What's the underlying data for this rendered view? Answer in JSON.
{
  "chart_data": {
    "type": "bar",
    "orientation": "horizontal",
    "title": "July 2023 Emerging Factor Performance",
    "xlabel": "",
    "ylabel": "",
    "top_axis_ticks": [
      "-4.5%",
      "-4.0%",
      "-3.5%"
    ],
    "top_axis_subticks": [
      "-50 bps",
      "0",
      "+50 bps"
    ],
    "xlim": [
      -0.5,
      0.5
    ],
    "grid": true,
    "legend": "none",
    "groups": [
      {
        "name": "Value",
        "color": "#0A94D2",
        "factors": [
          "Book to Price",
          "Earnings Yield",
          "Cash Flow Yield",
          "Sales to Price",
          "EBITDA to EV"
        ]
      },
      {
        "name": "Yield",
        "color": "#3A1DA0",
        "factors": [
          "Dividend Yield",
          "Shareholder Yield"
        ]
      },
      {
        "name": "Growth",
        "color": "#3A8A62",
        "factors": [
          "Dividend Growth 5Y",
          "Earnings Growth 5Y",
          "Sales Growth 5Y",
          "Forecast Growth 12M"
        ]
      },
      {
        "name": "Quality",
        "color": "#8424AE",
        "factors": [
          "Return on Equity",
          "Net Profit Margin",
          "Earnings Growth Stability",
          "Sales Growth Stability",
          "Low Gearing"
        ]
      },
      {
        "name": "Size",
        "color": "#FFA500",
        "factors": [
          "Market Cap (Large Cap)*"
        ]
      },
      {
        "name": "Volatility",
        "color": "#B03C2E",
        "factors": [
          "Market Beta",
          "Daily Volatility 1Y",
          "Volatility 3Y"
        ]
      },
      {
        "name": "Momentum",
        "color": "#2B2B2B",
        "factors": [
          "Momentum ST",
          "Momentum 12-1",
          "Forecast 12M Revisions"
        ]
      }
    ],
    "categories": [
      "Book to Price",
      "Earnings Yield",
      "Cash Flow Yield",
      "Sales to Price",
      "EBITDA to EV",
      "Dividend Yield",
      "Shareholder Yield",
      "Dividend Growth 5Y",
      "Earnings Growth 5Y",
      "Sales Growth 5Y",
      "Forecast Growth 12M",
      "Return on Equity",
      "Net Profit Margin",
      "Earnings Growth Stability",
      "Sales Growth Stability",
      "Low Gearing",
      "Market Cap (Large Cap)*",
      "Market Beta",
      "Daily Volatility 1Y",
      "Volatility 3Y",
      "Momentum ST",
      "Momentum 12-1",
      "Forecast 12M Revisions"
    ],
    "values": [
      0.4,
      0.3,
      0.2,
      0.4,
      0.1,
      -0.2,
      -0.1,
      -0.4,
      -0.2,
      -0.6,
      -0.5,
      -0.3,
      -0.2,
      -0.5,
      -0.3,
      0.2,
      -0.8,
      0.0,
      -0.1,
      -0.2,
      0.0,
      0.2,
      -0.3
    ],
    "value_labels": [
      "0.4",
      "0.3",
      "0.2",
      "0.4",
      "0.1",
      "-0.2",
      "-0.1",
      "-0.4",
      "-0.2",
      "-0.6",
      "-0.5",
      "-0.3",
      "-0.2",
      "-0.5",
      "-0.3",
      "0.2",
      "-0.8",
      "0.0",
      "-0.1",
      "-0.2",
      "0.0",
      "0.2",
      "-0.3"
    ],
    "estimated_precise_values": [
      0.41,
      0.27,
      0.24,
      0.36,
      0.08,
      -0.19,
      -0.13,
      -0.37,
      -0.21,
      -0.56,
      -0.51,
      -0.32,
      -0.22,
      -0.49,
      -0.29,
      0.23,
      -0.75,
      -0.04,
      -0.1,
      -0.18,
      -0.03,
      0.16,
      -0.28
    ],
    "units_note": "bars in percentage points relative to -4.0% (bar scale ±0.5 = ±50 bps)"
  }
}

• • • • •

TASK BRIEF: Reply with one number only: the count of lines in the entries that contain "color".

EXPECTED OUTPUT: 7